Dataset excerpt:
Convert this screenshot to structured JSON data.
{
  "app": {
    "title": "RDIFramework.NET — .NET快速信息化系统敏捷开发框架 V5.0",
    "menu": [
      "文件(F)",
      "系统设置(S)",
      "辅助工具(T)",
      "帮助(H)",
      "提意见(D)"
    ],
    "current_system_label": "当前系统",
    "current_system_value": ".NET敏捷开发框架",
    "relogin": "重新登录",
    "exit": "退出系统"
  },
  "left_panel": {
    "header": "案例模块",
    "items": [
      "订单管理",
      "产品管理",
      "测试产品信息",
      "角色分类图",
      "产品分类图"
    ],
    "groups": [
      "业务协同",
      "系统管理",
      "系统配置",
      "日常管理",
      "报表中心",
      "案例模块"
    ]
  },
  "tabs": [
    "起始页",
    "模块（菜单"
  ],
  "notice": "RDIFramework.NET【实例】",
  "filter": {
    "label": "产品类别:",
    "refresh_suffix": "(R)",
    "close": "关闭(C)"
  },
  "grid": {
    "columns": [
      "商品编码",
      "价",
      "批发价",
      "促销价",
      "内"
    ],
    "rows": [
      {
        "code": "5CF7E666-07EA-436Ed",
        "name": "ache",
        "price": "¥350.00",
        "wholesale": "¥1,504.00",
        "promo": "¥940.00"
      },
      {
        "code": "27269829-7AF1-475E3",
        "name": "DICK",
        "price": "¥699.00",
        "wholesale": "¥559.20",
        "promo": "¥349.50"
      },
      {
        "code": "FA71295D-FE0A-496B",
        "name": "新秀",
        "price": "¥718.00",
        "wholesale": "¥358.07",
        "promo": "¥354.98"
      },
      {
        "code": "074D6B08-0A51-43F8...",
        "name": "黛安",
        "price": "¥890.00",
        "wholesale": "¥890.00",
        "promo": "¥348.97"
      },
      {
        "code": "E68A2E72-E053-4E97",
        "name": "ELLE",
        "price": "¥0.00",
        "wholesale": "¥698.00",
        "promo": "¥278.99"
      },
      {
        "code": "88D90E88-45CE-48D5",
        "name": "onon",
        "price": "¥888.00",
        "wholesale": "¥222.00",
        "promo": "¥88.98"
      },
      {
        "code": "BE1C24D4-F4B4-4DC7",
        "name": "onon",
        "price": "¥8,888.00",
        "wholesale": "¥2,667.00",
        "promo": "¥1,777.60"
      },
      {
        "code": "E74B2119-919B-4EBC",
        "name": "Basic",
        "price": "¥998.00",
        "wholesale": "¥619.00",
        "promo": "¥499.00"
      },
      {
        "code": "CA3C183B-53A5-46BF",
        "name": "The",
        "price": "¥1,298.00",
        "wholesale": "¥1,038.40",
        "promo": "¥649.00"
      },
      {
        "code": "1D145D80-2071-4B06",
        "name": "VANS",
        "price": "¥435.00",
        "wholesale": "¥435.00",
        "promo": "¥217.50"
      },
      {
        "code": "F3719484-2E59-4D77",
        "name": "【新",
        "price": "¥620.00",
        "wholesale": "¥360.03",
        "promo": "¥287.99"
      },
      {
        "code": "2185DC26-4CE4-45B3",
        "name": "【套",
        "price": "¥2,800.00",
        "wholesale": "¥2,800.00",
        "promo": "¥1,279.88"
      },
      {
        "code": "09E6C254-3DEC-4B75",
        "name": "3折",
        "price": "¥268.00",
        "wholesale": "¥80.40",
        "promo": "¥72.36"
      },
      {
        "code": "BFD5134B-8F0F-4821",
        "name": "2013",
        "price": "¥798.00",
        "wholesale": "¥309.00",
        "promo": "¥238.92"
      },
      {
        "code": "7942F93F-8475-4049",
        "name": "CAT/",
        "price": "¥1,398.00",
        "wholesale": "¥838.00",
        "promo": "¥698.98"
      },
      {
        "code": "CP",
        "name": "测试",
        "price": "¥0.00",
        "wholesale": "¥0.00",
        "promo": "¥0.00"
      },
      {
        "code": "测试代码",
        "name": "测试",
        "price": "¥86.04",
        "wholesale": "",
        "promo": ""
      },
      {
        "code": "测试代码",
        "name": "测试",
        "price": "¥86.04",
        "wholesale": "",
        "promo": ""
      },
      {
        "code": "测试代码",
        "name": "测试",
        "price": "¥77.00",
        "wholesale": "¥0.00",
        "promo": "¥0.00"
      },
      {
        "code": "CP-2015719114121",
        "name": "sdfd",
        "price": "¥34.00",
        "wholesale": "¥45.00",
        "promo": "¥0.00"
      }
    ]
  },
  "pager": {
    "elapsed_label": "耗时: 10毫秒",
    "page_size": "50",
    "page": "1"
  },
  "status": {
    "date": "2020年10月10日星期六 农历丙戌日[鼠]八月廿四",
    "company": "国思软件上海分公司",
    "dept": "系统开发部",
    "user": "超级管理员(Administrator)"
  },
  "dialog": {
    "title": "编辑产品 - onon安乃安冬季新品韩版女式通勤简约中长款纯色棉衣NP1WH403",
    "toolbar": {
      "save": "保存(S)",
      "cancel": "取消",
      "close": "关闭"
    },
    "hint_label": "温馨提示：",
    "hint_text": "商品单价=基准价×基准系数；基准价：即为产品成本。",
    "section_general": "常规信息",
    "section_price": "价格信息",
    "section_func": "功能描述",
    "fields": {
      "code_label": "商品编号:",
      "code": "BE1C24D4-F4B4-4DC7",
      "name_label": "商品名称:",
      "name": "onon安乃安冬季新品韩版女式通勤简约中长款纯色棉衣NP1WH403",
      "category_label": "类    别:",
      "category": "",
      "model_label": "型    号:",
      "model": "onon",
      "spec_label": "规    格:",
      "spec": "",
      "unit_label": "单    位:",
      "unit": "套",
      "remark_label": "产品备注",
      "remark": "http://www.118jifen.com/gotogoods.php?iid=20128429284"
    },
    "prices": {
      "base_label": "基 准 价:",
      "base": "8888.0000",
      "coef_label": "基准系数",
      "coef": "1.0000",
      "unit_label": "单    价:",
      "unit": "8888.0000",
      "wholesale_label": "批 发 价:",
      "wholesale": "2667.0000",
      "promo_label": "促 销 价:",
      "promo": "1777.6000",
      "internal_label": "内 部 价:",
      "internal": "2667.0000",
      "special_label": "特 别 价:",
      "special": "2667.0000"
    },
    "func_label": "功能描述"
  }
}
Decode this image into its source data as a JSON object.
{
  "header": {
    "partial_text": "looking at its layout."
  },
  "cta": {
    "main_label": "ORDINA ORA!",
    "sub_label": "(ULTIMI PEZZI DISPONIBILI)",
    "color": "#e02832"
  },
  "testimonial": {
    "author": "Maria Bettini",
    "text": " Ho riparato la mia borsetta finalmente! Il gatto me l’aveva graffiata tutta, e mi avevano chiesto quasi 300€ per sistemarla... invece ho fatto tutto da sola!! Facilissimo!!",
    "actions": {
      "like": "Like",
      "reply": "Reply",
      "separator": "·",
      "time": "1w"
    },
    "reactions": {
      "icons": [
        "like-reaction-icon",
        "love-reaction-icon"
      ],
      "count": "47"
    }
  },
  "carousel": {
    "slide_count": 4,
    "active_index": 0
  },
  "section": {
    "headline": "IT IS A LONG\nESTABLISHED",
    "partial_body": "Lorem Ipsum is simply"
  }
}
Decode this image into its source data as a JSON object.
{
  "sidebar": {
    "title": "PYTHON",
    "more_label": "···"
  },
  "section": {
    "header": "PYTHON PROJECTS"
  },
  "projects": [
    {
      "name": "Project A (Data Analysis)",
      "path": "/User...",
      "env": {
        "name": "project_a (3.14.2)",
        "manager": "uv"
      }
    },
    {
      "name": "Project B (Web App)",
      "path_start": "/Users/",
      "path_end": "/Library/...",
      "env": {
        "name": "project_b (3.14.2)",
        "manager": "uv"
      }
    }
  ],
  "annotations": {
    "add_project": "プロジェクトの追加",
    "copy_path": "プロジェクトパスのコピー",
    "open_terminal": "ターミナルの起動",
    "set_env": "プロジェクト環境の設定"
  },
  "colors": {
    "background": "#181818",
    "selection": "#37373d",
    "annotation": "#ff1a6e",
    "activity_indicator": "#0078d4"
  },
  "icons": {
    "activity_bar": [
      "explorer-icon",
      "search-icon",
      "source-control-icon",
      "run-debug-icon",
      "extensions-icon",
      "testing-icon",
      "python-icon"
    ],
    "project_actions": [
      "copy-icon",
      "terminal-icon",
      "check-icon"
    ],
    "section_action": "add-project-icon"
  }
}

• Exercise description: Find how many lines in the listing hold "title", and reply with that number only.

• Task response: 3